* Record extracts:
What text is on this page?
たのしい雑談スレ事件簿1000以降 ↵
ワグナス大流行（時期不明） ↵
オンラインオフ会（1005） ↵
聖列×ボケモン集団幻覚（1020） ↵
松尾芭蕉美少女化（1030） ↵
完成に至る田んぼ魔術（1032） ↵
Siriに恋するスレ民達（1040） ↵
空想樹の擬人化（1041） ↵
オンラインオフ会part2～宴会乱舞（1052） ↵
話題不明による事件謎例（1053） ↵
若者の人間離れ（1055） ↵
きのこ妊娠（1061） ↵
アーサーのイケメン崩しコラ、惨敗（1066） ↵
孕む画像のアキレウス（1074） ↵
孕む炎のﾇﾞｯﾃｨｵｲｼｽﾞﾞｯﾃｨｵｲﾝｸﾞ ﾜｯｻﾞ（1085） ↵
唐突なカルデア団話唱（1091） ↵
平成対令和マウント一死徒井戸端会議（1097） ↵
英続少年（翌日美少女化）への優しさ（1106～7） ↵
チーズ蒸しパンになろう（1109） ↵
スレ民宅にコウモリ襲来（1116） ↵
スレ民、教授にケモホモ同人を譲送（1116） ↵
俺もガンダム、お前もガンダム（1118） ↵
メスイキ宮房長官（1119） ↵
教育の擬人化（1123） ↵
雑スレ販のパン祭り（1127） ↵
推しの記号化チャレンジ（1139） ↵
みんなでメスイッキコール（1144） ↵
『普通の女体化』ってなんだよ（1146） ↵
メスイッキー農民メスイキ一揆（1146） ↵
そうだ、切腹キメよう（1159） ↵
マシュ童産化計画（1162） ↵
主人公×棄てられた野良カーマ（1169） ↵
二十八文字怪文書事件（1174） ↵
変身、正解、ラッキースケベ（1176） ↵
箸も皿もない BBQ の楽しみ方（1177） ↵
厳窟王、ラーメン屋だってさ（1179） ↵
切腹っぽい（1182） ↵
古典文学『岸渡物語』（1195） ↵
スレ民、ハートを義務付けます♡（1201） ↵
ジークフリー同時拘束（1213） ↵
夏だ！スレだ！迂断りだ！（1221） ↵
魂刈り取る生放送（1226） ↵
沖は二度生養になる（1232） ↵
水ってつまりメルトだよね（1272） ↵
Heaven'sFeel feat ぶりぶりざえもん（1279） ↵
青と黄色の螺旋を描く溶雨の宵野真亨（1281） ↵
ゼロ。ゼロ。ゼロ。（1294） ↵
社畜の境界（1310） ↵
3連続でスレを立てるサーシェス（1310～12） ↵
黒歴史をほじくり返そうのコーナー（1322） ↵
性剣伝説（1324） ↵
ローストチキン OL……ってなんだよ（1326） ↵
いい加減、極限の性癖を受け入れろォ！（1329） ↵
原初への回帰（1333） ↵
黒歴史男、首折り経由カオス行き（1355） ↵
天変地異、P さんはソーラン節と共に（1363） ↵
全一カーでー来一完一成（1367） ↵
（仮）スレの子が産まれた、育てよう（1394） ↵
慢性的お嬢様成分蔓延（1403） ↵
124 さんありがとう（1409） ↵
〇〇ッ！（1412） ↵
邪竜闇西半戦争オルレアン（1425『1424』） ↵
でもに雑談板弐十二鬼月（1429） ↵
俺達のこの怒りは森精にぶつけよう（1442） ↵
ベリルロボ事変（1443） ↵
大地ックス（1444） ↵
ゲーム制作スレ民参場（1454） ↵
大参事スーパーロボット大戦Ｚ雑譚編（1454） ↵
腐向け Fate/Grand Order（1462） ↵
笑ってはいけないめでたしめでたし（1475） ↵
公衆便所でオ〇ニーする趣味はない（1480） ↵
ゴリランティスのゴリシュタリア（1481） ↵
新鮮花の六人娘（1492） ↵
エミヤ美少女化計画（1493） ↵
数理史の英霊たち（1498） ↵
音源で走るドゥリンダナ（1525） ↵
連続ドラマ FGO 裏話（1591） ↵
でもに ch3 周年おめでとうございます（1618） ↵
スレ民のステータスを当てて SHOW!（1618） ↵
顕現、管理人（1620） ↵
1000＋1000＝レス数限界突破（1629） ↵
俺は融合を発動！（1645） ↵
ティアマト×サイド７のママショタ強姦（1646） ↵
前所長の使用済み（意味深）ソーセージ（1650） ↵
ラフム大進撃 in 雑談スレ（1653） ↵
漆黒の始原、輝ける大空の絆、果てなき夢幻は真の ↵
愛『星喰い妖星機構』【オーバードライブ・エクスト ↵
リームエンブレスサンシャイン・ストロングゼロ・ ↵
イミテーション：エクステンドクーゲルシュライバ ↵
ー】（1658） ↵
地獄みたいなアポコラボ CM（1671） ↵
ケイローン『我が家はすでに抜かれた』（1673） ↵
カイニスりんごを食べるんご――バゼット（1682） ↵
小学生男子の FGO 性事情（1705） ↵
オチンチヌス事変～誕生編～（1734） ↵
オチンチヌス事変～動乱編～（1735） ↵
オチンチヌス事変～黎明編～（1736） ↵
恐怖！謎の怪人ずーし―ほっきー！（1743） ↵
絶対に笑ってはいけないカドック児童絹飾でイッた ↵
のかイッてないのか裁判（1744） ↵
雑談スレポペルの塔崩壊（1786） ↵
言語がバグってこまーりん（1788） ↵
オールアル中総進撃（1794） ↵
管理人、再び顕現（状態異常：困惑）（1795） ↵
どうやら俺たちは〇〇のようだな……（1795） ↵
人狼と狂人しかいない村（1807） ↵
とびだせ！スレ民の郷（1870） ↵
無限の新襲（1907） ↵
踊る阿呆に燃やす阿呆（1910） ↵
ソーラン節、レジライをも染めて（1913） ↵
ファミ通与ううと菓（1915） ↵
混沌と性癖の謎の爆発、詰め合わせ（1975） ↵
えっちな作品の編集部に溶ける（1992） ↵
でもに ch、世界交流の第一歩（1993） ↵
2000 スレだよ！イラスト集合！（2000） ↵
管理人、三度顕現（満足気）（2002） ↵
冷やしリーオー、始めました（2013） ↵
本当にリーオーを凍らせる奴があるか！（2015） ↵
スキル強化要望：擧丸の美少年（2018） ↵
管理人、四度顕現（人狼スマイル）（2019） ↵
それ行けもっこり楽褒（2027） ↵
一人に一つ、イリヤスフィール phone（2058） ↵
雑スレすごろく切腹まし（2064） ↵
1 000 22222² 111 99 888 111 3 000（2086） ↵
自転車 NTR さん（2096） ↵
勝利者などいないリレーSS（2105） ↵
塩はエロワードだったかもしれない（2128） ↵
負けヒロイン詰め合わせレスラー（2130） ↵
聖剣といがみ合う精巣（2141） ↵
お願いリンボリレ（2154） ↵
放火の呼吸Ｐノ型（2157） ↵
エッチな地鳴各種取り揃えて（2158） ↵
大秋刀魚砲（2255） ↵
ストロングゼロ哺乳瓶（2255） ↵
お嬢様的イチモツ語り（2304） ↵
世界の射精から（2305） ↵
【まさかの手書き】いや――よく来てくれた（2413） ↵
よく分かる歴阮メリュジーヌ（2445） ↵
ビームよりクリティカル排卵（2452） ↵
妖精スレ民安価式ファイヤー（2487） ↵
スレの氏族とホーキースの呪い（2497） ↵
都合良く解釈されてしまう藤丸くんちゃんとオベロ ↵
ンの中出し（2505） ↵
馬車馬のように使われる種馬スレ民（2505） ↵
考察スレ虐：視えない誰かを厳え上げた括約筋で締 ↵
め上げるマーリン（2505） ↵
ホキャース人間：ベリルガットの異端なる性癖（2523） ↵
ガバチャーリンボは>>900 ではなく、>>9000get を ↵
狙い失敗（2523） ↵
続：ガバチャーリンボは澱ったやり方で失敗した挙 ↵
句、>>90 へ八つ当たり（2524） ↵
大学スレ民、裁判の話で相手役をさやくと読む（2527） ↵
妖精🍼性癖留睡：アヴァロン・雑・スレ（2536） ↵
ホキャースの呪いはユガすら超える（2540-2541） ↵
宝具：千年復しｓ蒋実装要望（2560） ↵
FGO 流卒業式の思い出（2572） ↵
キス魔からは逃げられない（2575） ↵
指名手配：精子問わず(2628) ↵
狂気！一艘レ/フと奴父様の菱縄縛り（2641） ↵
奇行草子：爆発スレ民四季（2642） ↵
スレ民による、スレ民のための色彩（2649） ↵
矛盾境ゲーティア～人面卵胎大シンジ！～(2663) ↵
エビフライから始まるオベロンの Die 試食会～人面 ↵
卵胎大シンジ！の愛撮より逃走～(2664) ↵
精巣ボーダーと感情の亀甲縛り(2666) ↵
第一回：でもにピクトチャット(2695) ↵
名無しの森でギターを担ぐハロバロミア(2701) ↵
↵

* Exercise instructions: Return every line of the preceding records in which the word "オチンチヌス事変" appears.

* Response to the task:
オチンチヌス事変～誕生編～（1734） ↵
オチンチヌス事変～動乱編～（1735） ↵
オチンチヌス事変～黎明編～（1736） ↵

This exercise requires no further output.